_Description of the task_
In the data below, find every line that has the string "screenshot", and copy it.

(Dataset records)
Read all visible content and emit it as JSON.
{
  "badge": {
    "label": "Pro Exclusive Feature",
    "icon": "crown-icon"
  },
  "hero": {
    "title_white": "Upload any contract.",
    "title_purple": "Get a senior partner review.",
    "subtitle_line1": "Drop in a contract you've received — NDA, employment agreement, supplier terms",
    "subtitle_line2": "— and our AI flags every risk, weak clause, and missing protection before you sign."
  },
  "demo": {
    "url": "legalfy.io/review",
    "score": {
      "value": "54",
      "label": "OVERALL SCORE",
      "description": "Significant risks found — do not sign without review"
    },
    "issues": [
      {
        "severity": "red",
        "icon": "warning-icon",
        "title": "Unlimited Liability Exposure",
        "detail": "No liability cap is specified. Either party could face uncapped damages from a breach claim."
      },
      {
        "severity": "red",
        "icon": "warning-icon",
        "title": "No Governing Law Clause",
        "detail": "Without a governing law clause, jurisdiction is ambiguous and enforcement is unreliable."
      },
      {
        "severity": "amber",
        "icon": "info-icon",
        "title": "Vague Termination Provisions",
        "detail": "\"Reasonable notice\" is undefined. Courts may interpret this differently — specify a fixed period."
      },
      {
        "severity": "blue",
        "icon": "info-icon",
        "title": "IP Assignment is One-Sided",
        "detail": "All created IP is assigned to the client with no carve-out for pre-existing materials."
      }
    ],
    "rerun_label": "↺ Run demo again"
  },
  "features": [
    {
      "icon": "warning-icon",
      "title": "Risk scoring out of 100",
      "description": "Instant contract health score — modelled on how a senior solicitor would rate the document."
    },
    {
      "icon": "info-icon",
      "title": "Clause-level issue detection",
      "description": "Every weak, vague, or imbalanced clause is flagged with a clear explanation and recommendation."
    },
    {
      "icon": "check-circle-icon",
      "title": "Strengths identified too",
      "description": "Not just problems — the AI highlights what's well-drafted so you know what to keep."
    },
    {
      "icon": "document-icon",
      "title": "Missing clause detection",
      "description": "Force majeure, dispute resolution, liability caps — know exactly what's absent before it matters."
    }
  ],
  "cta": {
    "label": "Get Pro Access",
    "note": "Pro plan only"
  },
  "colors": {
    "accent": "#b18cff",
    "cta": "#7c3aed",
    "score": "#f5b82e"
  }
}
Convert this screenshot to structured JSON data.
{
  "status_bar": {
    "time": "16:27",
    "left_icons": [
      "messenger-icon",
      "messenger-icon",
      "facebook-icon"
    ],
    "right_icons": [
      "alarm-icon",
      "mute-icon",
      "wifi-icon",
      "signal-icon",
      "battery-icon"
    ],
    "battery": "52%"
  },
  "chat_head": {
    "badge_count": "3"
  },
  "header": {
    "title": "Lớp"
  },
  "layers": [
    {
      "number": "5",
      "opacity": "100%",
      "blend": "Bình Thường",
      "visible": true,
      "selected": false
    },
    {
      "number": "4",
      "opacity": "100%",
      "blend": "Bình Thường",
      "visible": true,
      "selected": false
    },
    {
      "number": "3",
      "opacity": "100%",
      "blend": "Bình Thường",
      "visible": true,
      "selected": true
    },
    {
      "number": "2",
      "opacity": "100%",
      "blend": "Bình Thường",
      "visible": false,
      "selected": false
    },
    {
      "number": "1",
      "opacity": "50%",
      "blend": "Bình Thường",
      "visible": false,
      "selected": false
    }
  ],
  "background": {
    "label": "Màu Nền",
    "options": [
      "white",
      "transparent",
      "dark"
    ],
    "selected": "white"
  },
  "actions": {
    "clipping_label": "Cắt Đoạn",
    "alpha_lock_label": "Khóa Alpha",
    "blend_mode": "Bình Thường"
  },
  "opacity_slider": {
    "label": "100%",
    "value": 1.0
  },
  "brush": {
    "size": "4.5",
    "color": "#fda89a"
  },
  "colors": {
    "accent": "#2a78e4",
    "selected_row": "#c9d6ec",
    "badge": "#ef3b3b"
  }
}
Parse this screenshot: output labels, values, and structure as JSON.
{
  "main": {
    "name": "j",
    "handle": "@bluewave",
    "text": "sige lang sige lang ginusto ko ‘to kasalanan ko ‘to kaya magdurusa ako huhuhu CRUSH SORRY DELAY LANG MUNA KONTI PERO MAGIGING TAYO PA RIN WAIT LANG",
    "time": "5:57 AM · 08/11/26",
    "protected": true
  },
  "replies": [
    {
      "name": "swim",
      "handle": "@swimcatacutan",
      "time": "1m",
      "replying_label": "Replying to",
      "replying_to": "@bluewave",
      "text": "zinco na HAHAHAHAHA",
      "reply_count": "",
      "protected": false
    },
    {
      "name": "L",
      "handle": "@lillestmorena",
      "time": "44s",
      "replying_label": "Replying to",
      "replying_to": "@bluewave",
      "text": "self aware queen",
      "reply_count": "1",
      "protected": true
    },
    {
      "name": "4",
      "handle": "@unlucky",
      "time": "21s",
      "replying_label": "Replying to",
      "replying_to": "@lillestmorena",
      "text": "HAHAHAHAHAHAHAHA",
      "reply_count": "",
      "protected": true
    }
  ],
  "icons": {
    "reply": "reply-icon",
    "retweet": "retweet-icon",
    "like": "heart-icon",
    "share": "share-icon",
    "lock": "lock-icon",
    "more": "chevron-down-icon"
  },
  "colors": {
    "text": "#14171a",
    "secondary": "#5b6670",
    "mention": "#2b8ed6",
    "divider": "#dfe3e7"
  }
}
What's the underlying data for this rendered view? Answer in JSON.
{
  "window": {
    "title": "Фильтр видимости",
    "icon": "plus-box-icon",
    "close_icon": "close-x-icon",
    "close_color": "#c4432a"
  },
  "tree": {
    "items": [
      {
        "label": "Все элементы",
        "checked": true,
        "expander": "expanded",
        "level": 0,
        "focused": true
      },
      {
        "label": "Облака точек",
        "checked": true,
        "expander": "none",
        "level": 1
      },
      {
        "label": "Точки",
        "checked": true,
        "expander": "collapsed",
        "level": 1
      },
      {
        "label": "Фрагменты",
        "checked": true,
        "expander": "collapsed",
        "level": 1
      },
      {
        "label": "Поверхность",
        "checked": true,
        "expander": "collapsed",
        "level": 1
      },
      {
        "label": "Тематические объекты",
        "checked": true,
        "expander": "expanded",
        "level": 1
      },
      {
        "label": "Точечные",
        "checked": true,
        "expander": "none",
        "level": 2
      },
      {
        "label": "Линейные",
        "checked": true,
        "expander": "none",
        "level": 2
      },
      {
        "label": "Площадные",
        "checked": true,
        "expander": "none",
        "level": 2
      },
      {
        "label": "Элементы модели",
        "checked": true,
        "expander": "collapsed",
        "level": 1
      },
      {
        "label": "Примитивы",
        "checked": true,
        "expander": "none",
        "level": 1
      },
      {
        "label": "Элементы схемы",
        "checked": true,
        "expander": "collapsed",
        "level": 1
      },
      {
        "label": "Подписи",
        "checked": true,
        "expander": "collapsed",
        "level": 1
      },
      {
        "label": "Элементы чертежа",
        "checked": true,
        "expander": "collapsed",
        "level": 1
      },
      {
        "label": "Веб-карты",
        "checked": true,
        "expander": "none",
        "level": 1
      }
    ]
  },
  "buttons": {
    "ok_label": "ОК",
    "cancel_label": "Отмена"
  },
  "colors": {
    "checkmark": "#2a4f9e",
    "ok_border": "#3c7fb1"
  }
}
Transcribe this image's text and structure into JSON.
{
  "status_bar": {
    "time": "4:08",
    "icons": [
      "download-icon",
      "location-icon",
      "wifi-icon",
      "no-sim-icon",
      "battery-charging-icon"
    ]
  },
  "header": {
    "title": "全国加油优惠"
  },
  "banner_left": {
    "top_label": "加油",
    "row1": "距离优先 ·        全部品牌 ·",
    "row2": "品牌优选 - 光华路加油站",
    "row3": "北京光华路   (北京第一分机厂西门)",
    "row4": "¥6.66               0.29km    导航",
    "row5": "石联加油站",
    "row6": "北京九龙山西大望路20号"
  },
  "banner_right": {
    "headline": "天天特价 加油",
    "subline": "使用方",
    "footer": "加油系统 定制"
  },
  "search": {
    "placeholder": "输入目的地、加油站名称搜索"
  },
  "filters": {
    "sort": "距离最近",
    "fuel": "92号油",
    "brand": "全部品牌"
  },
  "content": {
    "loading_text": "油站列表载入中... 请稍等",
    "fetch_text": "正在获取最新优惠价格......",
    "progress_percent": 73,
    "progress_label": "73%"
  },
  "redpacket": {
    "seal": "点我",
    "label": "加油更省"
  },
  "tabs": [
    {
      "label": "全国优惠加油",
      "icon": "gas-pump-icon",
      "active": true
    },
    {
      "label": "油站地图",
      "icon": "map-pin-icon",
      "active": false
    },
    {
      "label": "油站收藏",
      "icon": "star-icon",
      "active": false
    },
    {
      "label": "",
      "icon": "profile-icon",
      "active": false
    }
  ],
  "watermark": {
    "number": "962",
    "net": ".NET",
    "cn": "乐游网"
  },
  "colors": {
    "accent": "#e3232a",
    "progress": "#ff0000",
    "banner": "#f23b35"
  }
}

_Solution_
Convert this screenshot to structured JSON data.
Parse this screenshot: output labels, values, and structure as JSON.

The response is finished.